#### [Task details]
Turn the data into a Markdown table with the columns Index and Text, giving each line its own numbered row and omitting blank lines. Begin at the first line of the data and stop after the line that contains "page-header: My Channel".

#### [Source records]
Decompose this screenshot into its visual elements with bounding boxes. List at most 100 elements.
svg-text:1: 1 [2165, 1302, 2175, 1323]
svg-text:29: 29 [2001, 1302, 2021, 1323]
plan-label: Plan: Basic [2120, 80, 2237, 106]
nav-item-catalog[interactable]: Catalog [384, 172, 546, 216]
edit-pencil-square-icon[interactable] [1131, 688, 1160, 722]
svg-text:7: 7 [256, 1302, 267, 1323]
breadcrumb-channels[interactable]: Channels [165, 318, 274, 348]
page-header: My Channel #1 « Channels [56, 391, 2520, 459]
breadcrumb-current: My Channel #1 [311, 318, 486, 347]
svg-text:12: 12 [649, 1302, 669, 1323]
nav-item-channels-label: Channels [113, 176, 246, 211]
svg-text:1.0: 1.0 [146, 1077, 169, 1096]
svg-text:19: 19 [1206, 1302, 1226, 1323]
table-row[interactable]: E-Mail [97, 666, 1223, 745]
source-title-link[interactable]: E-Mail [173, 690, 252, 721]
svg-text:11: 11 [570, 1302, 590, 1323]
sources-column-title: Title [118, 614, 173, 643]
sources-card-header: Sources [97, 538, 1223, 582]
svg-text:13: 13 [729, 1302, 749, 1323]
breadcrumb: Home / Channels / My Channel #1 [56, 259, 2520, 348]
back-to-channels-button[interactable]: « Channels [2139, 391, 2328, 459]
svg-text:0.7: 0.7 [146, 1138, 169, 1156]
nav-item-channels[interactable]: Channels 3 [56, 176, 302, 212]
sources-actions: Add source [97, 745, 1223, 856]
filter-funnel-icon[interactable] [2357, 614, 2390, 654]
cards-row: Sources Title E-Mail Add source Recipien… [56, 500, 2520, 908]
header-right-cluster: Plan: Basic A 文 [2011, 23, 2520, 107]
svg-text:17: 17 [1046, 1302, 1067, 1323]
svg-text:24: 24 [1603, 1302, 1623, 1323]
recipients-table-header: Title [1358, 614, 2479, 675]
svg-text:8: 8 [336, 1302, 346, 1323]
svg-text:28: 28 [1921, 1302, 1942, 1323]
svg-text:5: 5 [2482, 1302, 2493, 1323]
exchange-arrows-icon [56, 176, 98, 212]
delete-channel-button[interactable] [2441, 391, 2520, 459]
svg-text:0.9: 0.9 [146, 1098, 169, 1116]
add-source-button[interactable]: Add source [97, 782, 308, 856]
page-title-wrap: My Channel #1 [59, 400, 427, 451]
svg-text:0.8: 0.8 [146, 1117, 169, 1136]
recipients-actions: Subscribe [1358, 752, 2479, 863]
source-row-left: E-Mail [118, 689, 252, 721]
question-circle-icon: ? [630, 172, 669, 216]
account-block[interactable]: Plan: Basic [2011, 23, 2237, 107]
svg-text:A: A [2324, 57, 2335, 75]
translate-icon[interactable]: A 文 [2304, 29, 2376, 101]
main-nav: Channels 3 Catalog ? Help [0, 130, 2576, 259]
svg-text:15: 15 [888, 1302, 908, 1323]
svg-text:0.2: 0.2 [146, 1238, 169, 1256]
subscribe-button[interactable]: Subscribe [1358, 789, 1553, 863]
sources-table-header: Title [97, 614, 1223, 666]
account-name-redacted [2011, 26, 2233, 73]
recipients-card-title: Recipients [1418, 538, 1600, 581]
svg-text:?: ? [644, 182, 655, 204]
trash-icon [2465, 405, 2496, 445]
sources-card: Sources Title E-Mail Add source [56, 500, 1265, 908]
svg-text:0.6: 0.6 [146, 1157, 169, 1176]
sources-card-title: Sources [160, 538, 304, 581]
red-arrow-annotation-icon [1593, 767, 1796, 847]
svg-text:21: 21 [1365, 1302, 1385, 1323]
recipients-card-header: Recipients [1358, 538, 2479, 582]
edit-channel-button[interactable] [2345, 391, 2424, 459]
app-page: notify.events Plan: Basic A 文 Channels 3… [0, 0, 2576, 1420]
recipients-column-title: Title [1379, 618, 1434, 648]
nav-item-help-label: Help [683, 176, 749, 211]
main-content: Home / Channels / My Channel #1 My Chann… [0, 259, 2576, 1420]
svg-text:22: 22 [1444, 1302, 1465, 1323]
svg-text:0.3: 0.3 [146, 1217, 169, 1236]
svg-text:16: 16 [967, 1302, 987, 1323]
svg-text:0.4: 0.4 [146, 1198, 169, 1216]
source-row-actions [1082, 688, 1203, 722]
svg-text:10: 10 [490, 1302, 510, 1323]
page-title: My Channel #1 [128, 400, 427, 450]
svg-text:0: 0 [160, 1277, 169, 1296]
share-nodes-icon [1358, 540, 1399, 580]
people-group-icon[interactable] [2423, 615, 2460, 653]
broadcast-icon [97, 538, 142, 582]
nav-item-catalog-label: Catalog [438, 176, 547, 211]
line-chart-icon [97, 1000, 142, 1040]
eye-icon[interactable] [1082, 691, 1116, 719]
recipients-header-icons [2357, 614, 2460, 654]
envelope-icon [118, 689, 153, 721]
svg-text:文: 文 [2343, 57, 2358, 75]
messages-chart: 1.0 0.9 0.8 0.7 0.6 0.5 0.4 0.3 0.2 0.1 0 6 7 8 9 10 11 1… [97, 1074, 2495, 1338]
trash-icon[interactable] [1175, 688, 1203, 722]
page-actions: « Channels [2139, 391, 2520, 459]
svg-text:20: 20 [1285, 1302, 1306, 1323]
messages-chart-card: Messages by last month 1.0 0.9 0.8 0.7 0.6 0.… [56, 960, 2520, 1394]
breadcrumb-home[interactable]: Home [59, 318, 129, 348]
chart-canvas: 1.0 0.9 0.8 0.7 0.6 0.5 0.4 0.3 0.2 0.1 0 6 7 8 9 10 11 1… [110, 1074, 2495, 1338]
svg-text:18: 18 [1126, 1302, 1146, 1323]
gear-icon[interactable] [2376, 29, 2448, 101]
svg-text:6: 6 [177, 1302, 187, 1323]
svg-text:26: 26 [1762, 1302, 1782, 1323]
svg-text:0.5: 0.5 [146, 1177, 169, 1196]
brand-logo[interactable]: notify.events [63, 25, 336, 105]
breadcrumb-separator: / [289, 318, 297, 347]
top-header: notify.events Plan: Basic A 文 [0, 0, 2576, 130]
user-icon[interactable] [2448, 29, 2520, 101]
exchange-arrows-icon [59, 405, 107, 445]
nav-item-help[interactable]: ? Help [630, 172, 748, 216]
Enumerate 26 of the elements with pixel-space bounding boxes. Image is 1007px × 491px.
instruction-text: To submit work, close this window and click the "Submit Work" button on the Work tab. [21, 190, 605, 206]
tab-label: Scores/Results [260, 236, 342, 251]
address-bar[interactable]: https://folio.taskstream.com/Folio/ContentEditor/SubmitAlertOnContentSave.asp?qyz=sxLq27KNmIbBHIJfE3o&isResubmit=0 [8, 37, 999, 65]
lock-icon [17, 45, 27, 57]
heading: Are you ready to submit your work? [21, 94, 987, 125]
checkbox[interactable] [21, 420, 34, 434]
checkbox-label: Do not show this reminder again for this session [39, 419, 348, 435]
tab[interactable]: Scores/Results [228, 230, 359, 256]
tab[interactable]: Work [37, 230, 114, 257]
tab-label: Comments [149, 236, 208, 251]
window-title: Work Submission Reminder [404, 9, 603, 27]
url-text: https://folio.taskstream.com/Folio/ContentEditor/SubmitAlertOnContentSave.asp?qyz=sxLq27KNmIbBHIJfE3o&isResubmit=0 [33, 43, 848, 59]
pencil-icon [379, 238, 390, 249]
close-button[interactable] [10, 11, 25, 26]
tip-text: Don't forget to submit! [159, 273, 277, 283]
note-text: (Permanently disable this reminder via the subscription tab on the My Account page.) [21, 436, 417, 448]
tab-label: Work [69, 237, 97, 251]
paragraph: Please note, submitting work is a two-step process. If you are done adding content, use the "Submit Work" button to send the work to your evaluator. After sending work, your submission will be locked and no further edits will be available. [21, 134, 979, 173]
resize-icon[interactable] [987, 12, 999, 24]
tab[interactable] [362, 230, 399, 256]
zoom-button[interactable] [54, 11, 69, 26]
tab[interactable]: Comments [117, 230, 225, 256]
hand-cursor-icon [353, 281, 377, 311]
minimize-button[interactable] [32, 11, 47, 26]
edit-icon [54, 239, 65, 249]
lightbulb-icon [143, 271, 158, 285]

#### [Result of the task]
| Index | Text |
|---|---|
| 1 | Decompose this screenshot into its visual elements with bounding boxes. List at most 100 elements. |
| 2 | svg-text:1: 1 [2165, 1302, 2175, 1323] |
| 3 | svg-text:29: 29 [2001, 1302, 2021, 1323] |
| 4 | plan-label: Plan: Basic [2120, 80, 2237, 106] |
| 5 | nav-item-catalog[interactable]: Catalog [384, 172, 546, 216] |
| 6 | edit-pencil-square-icon[interactable] [1131, 688, 1160, 722] |
| 7 | svg-text:7: 7 [256, 1302, 267, 1323] |
| 8 | breadcrumb-channels[interactable]: Channels [165, 318, 274, 348] |
| 9 | page-header: My Channel #1 « Channels [56, 391, 2520, 459] |